** start **

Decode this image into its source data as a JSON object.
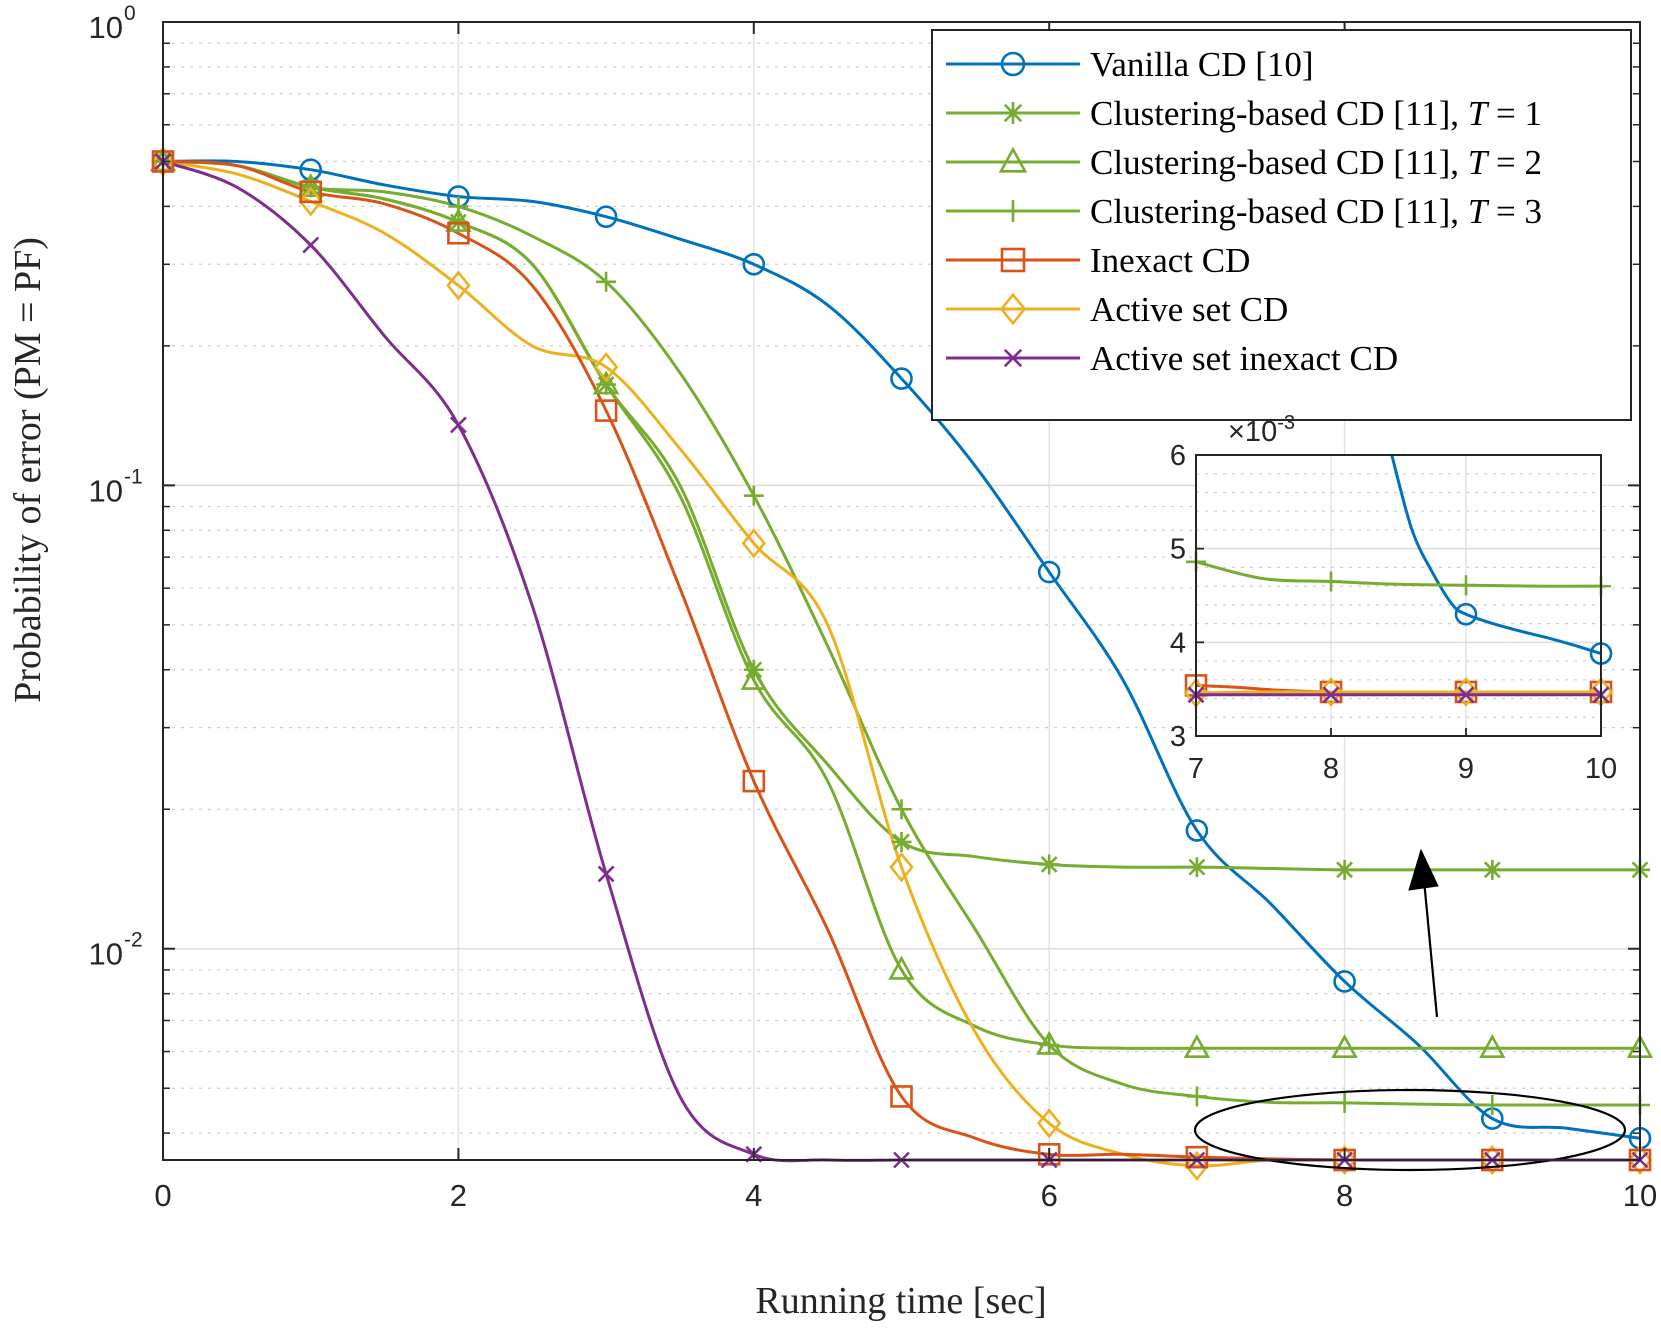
{
  "chart_data": {
    "type": "line",
    "xlabel": "Running time [sec]",
    "ylabel": "Probability of error (PM = PF)",
    "xlim": [
      0,
      10
    ],
    "ylim": [
      0.0035,
      1
    ],
    "yscale": "log",
    "grid": true,
    "legend_position": "top-right",
    "x_ticks": [
      "0",
      "2",
      "4",
      "6",
      "8",
      "10"
    ],
    "y_ticks": [
      {
        "base": "10",
        "exp": "0",
        "value": 1
      },
      {
        "base": "10",
        "exp": "-1",
        "value": 0.1
      },
      {
        "base": "10",
        "exp": "-2",
        "value": 0.01
      }
    ],
    "series": [
      {
        "name": "Vanilla CD [10]",
        "color": "#0072BD",
        "marker": "circle",
        "x": [
          0,
          0.5,
          1,
          1.5,
          2,
          2.5,
          3,
          3.5,
          4,
          4.5,
          5,
          5.5,
          6,
          6.5,
          7,
          7.5,
          8,
          8.5,
          9,
          9.5,
          10
        ],
        "y": [
          0.5,
          0.5,
          0.48,
          0.445,
          0.42,
          0.41,
          0.38,
          0.34,
          0.3,
          0.245,
          0.17,
          0.11,
          0.065,
          0.038,
          0.018,
          0.0125,
          0.0085,
          0.0062,
          0.0043,
          0.0041,
          0.0039
        ]
      },
      {
        "name": "Clustering-based CD [11], T = 1",
        "color": "#77AC30",
        "marker": "asterisk",
        "x": [
          0,
          0.5,
          1,
          1.5,
          2,
          2.5,
          3,
          3.5,
          4,
          4.5,
          5,
          5.5,
          6,
          6.5,
          7,
          7.5,
          8,
          8.5,
          9,
          9.5,
          10
        ],
        "y": [
          0.5,
          0.49,
          0.44,
          0.415,
          0.37,
          0.3,
          0.165,
          0.1,
          0.04,
          0.025,
          0.017,
          0.0158,
          0.0152,
          0.015,
          0.015,
          0.0149,
          0.0148,
          0.0148,
          0.0148,
          0.0148,
          0.0148
        ]
      },
      {
        "name": "Clustering-based CD [11], T = 2",
        "color": "#77AC30",
        "marker": "triangle",
        "x": [
          0,
          0.5,
          1,
          1.5,
          2,
          2.5,
          3,
          3.5,
          4,
          4.5,
          5,
          5.5,
          6,
          6.5,
          7,
          7.5,
          8,
          8.5,
          9,
          9.5,
          10
        ],
        "y": [
          0.5,
          0.49,
          0.44,
          0.415,
          0.37,
          0.3,
          0.165,
          0.095,
          0.038,
          0.023,
          0.009,
          0.0068,
          0.0062,
          0.0061,
          0.0061,
          0.0061,
          0.0061,
          0.0061,
          0.0061,
          0.0061,
          0.0061
        ]
      },
      {
        "name": "Clustering-based CD [11], T = 3",
        "color": "#77AC30",
        "marker": "plus",
        "x": [
          0,
          0.5,
          1,
          1.5,
          2,
          2.5,
          3,
          3.5,
          4,
          4.5,
          5,
          5.5,
          6,
          6.5,
          7,
          7.5,
          8,
          8.5,
          9,
          9.5,
          10
        ],
        "y": [
          0.5,
          0.49,
          0.44,
          0.43,
          0.4,
          0.345,
          0.275,
          0.175,
          0.095,
          0.045,
          0.02,
          0.011,
          0.0062,
          0.0051,
          0.0048,
          0.00466,
          0.00465,
          0.00462,
          0.0046,
          0.0046,
          0.0046
        ]
      },
      {
        "name": "Inexact CD",
        "color": "#D95319",
        "marker": "square",
        "x": [
          0,
          0.5,
          1,
          1.5,
          2,
          2.5,
          3,
          3.5,
          4,
          4.5,
          5,
          5.5,
          6,
          6.5,
          7,
          7.5,
          8,
          8.5,
          9,
          9.5,
          10
        ],
        "y": [
          0.5,
          0.49,
          0.43,
          0.405,
          0.35,
          0.27,
          0.145,
          0.06,
          0.023,
          0.011,
          0.0048,
          0.0039,
          0.0036,
          0.0036,
          0.00355,
          0.00352,
          0.0035,
          0.0035,
          0.0035,
          0.0035,
          0.0035
        ]
      },
      {
        "name": "Active set CD",
        "color": "#EDB120",
        "marker": "diamond",
        "x": [
          0,
          0.5,
          1,
          1.5,
          2,
          2.5,
          3,
          3.5,
          4,
          4.5,
          5,
          5.5,
          6,
          6.5,
          7,
          7.5,
          8,
          8.5,
          9,
          9.5,
          10
        ],
        "y": [
          0.5,
          0.47,
          0.41,
          0.35,
          0.27,
          0.2,
          0.18,
          0.12,
          0.075,
          0.05,
          0.015,
          0.0066,
          0.0042,
          0.0036,
          0.0034,
          0.0035,
          0.0035,
          0.0035,
          0.0035,
          0.0035,
          0.0035
        ]
      },
      {
        "name": "Active set inexact CD",
        "color": "#7E2F8E",
        "marker": "x",
        "x": [
          0,
          0.5,
          1,
          1.5,
          2,
          2.5,
          3,
          3.5,
          4,
          4.5,
          5,
          5.5,
          6,
          6.5,
          7,
          7.5,
          8,
          8.5,
          9,
          9.5,
          10
        ],
        "y": [
          0.5,
          0.44,
          0.33,
          0.21,
          0.135,
          0.055,
          0.0145,
          0.0048,
          0.0036,
          0.0035,
          0.0035,
          0.0035,
          0.0035,
          0.0035,
          0.0035,
          0.0035,
          0.0035,
          0.0035,
          0.0035,
          0.0035,
          0.0035
        ]
      }
    ],
    "inset": {
      "xlim": [
        7,
        10
      ],
      "ylim": [
        3,
        6
      ],
      "exponent_label": "×10",
      "exponent_sup": "-3",
      "x_ticks": [
        "7",
        "8",
        "9",
        "10"
      ],
      "y_ticks": [
        "3",
        "4",
        "5",
        "6"
      ],
      "series": [
        {
          "name": "Vanilla CD [10]",
          "x": [
            8.45,
            8.6,
            8.75,
            8.9,
            9,
            9.2,
            9.4,
            9.6,
            9.8,
            10
          ],
          "y": [
            6.0,
            5.2,
            4.75,
            4.4,
            4.3,
            4.2,
            4.12,
            4.05,
            3.97,
            3.88
          ]
        },
        {
          "name": "Clustering-based CD [11], T = 3",
          "x": [
            7,
            7.5,
            8,
            8.5,
            9,
            9.5,
            10
          ],
          "y": [
            4.86,
            4.68,
            4.65,
            4.62,
            4.61,
            4.6,
            4.6
          ]
        },
        {
          "name": "Inexact CD",
          "x": [
            7,
            7.3,
            7.6,
            8,
            8.5,
            9,
            9.5,
            10
          ],
          "y": [
            3.54,
            3.52,
            3.49,
            3.47,
            3.47,
            3.47,
            3.47,
            3.47
          ]
        },
        {
          "name": "Active set CD",
          "x": [
            7,
            7.5,
            8,
            8.5,
            9,
            9.5,
            10
          ],
          "y": [
            3.46,
            3.47,
            3.47,
            3.47,
            3.47,
            3.47,
            3.47
          ]
        },
        {
          "name": "Active set inexact CD",
          "x": [
            7,
            7.5,
            8,
            8.5,
            9,
            9.5,
            10
          ],
          "y": [
            3.44,
            3.44,
            3.44,
            3.44,
            3.44,
            3.44,
            3.44
          ]
        }
      ]
    }
  }
}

** end **

Problem requirements: Wherever a line in the data above holds "Vanilla", copy that line.

Solution for this task:
        "name": "Vanilla CD [10]",
          "name": "Vanilla CD [10]",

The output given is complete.